● Problem
Skip every picture and transcribe the remaining material exactly.

** START **

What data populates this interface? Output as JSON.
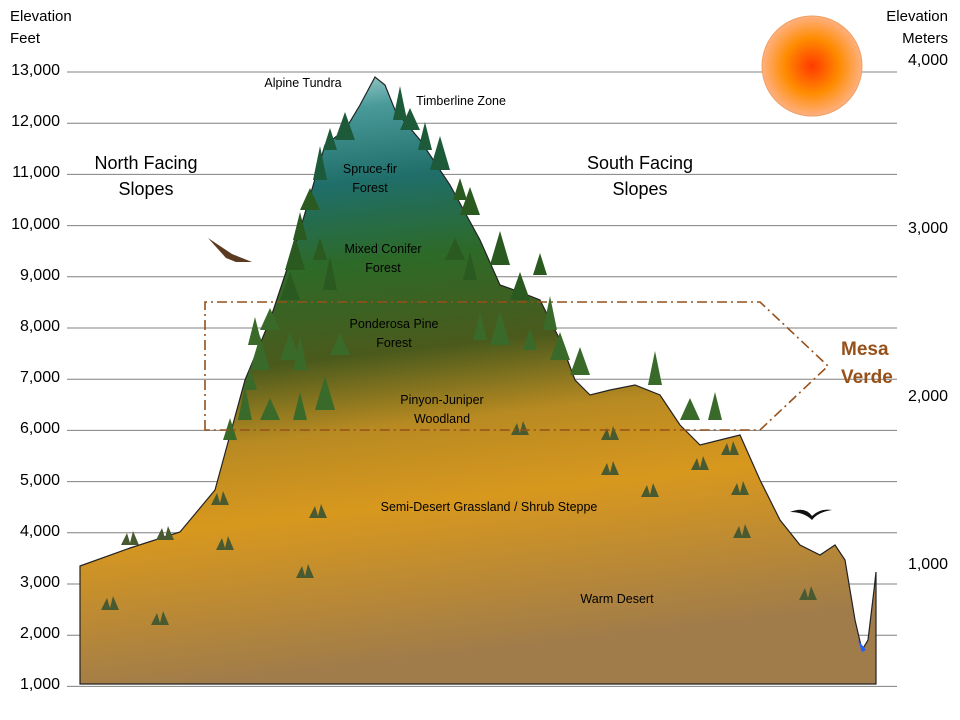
{
  "left_axis": {
    "title_line1": "Elevation",
    "title_line2": "Feet",
    "ticks": [
      "13,000",
      "12,000",
      "11,000",
      "10,000",
      "9,000",
      "8,000",
      "7,000",
      "6,000",
      "5,000",
      "4,000",
      "3,000",
      "2,000",
      "1,000"
    ]
  },
  "right_axis": {
    "title_line1": "Elevation",
    "title_line2": "Meters",
    "ticks": [
      "4,000",
      "3,000",
      "2,000",
      "1,000"
    ]
  },
  "slopes": {
    "north": {
      "line1": "North Facing",
      "line2": "Slopes"
    },
    "south": {
      "line1": "South Facing",
      "line2": "Slopes"
    }
  },
  "zones": {
    "alpine": "Alpine Tundra",
    "timberline": "Timberline Zone",
    "spruce": {
      "line1": "Spruce-fir",
      "line2": "Forest"
    },
    "mixed": {
      "line1": "Mixed Conifer",
      "line2": "Forest"
    },
    "ponderosa": {
      "line1": "Ponderosa Pine",
      "line2": "Forest"
    },
    "pinyon": {
      "line1": "Pinyon-Juniper",
      "line2": "Woodland"
    },
    "semidesert": "Semi-Desert Grassland / Shrub Steppe",
    "warm": "Warm Desert"
  },
  "mesa_verde": {
    "line1": "Mesa",
    "line2": "Verde",
    "color": "#96501a"
  },
  "colors": {
    "grid": "#808080",
    "alpine": "#c8e6e6",
    "spruce": "#1f7070",
    "forest": "#2e6a2a",
    "woodland": "#5a5a1e",
    "grassland": "#d8981e",
    "desert": "#a8834a",
    "sun": "#ff4000"
  }
}
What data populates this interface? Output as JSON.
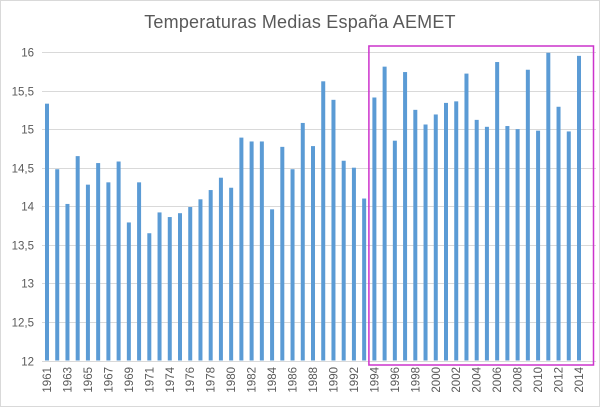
{
  "chart_data": {
    "type": "bar",
    "title": "Temperaturas Medias España AEMET",
    "xlabel": "",
    "ylabel": "",
    "ylim": [
      12,
      16
    ],
    "yticks": [
      12,
      12.5,
      13,
      13.5,
      14,
      14.5,
      15,
      15.5,
      16
    ],
    "ytick_labels": [
      "12",
      "12,5",
      "13",
      "13,5",
      "14",
      "14,5",
      "15",
      "15,5",
      "16"
    ],
    "grid": true,
    "legend": "none",
    "bar_color": "#5B9BD5",
    "categories": [
      "1961",
      "1962",
      "1963",
      "1964",
      "1965",
      "1966",
      "1967",
      "1968",
      "1969",
      "1970",
      "1971",
      "1972",
      "1974",
      "1975",
      "1976",
      "1977",
      "1978",
      "1979",
      "1980",
      "1981",
      "1982",
      "1983",
      "1984",
      "1985",
      "1986",
      "1987",
      "1988",
      "1989",
      "1990",
      "1991",
      "1992",
      "1993",
      "1994",
      "1995",
      "1996",
      "1997",
      "1998",
      "1999",
      "2000",
      "2001",
      "2002",
      "2003",
      "2004",
      "2005",
      "2006",
      "2007",
      "2008",
      "2009",
      "2010",
      "2011",
      "2012",
      "2013",
      "2014"
    ],
    "shown_x_labels": [
      "1961",
      "1963",
      "1965",
      "1967",
      "1969",
      "1971",
      "1974",
      "1976",
      "1978",
      "1980",
      "1982",
      "1984",
      "1986",
      "1988",
      "1990",
      "1992",
      "1994",
      "1996",
      "1998",
      "2000",
      "2002",
      "2004",
      "2006",
      "2008",
      "2010",
      "2012",
      "2014"
    ],
    "values": [
      15.33,
      14.48,
      14.03,
      14.65,
      14.28,
      14.56,
      14.31,
      14.58,
      13.79,
      14.31,
      13.65,
      13.92,
      13.86,
      13.91,
      13.99,
      14.09,
      14.21,
      14.37,
      14.24,
      14.89,
      14.84,
      14.84,
      13.96,
      14.77,
      14.48,
      15.08,
      14.78,
      15.62,
      15.38,
      14.59,
      14.5,
      14.1,
      15.41,
      15.81,
      14.85,
      15.74,
      15.25,
      15.06,
      15.19,
      15.34,
      15.36,
      15.72,
      15.12,
      15.03,
      15.87,
      15.04,
      15.0,
      15.77,
      14.98,
      15.99,
      15.29,
      14.97,
      15.95
    ],
    "annotations": [
      {
        "type": "highlight-rectangle",
        "color": "#CC33CC",
        "x_range": [
          "1994",
          "2014"
        ],
        "y_range": [
          12,
          16
        ]
      }
    ]
  }
}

** END **

● Task output
What data populates this interface? Output as JSON.
{
  "left_axis": {
    "title_line1": "Elevation",
    "title_line2": "Feet",
    "ticks": [
      "13,000",
      "12,000",
      "11,000",
      "10,000",
      "9,000",
      "8,000",
      "7,000",
      "6,000",
      "5,000",
      "4,000",
      "3,000",
      "2,000",
      "1,000"
    ]
  },
  "right_axis": {
    "title_line1": "Elevation",
    "title_line2": "Meters",
    "ticks": [
      "4,000",
      "3,000",
      "2,000",
      "1,000"
    ]
  },
  "slopes": {
    "north": {
      "line1": "North Facing",
      "line2": "Slopes"
    },
    "south": {
      "line1": "South Facing",
      "line2": "Slopes"
    }
  },
  "zones": {
    "alpine": "Alpine Tundra",
    "timberline": "Timberline Zone",
    "spruce": {
      "line1": "Spruce-fir",
      "line2": "Forest"
    },
    "mixed": {
      "line1": "Mixed Conifer",
      "line2": "Forest"
    },
    "ponderosa": {
      "line1": "Ponderosa Pine",
      "line2": "Forest"
    },
    "pinyon": {
      "line1": "Pinyon-Juniper",
      "line2": "Woodland"
    },
    "semidesert": "Semi-Desert Grassland / Shrub Steppe",
    "warm": "Warm Desert"
  },
  "mesa_verde": {
    "line1": "Mesa",
    "line2": "Verde",
    "color": "#96501a"
  },
  "colors": {
    "grid": "#808080",
    "alpine": "#c8e6e6",
    "spruce": "#1f7070",
    "forest": "#2e6a2a",
    "woodland": "#5a5a1e",
    "grassland": "#d8981e",
    "desert": "#a8834a",
    "sun": "#ff4000"
  }
}
What data populates this interface? Output as JSON.
{
  "chart_data": {
    "type": "bar",
    "title": "Temperaturas Medias España AEMET",
    "xlabel": "",
    "ylabel": "",
    "ylim": [
      12,
      16
    ],
    "yticks": [
      12,
      12.5,
      13,
      13.5,
      14,
      14.5,
      15,
      15.5,
      16
    ],
    "ytick_labels": [
      "12",
      "12,5",
      "13",
      "13,5",
      "14",
      "14,5",
      "15",
      "15,5",
      "16"
    ],
    "grid": true,
    "legend": "none",
    "bar_color": "#5B9BD5",
    "categories": [
      "1961",
      "1962",
      "1963",
      "1964",
      "1965",
      "1966",
      "1967",
      "1968",
      "1969",
      "1970",
      "1971",
      "1972",
      "1974",
      "1975",
      "1976",
      "1977",
      "1978",
      "1979",
      "1980",
      "1981",
      "1982",
      "1983",
      "1984",
      "1985",
      "1986",
      "1987",
      "1988",
      "1989",
      "1990",
      "1991",
      "1992",
      "1993",
      "1994",
      "1995",
      "1996",
      "1997",
      "1998",
      "1999",
      "2000",
      "2001",
      "2002",
      "2003",
      "2004",
      "2005",
      "2006",
      "2007",
      "2008",
      "2009",
      "2010",
      "2011",
      "2012",
      "2013",
      "2014"
    ],
    "shown_x_labels": [
      "1961",
      "1963",
      "1965",
      "1967",
      "1969",
      "1971",
      "1974",
      "1976",
      "1978",
      "1980",
      "1982",
      "1984",
      "1986",
      "1988",
      "1990",
      "1992",
      "1994",
      "1996",
      "1998",
      "2000",
      "2002",
      "2004",
      "2006",
      "2008",
      "2010",
      "2012",
      "2014"
    ],
    "values": [
      15.33,
      14.48,
      14.03,
      14.65,
      14.28,
      14.56,
      14.31,
      14.58,
      13.79,
      14.31,
      13.65,
      13.92,
      13.86,
      13.91,
      13.99,
      14.09,
      14.21,
      14.37,
      14.24,
      14.89,
      14.84,
      14.84,
      13.96,
      14.77,
      14.48,
      15.08,
      14.78,
      15.62,
      15.38,
      14.59,
      14.5,
      14.1,
      15.41,
      15.81,
      14.85,
      15.74,
      15.25,
      15.06,
      15.19,
      15.34,
      15.36,
      15.72,
      15.12,
      15.03,
      15.87,
      15.04,
      15.0,
      15.77,
      14.98,
      15.99,
      15.29,
      14.97,
      15.95
    ],
    "annotations": [
      {
        "type": "highlight-rectangle",
        "color": "#CC33CC",
        "x_range": [
          "1994",
          "2014"
        ],
        "y_range": [
          12,
          16
        ]
      }
    ]
  }
}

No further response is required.